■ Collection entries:
—————

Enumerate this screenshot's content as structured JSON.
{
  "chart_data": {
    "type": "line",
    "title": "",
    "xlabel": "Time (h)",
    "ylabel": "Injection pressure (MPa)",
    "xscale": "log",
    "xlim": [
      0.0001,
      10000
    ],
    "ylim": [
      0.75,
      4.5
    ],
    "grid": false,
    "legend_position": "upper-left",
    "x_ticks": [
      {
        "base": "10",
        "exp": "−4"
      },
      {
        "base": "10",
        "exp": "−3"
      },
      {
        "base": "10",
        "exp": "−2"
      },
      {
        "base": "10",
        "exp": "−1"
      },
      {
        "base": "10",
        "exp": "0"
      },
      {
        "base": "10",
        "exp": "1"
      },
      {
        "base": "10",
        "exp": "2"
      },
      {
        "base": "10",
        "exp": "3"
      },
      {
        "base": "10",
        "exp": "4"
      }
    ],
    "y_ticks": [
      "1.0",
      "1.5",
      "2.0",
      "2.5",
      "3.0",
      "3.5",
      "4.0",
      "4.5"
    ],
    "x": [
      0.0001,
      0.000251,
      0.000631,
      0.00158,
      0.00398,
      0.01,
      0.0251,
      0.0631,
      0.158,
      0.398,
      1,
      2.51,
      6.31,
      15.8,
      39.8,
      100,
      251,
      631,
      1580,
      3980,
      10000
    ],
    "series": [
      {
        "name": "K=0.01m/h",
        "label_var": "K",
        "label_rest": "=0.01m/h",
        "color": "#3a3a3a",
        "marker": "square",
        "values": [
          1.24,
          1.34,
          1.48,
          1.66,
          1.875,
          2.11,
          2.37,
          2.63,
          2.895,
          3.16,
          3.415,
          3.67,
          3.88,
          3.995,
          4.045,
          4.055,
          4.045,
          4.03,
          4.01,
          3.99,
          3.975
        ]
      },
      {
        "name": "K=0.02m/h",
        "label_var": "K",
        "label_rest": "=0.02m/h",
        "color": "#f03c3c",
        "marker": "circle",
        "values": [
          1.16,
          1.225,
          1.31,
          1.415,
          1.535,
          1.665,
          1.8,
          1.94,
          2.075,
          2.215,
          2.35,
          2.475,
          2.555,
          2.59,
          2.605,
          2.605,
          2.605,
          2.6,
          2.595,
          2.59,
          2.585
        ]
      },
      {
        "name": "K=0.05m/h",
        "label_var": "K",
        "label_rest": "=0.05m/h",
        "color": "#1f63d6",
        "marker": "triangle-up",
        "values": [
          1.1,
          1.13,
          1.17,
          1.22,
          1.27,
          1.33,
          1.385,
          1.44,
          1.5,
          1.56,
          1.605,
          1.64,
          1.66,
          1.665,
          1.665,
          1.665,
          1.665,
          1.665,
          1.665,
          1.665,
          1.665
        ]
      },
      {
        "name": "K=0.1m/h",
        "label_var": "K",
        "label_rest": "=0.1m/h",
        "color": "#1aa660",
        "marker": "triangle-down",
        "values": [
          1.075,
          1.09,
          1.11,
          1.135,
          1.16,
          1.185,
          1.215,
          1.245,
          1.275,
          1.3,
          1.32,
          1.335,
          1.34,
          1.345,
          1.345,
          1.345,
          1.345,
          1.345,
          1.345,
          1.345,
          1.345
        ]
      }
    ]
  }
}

—————

■ STATED PROBLEM:
Gather each line of the listing that holds the string "color".

■ RIGHT ANSWER:
        "color": "#3a3a3a",
        "color": "#f03c3c",
        "color": "#1f63d6",
        "color": "#1aa660",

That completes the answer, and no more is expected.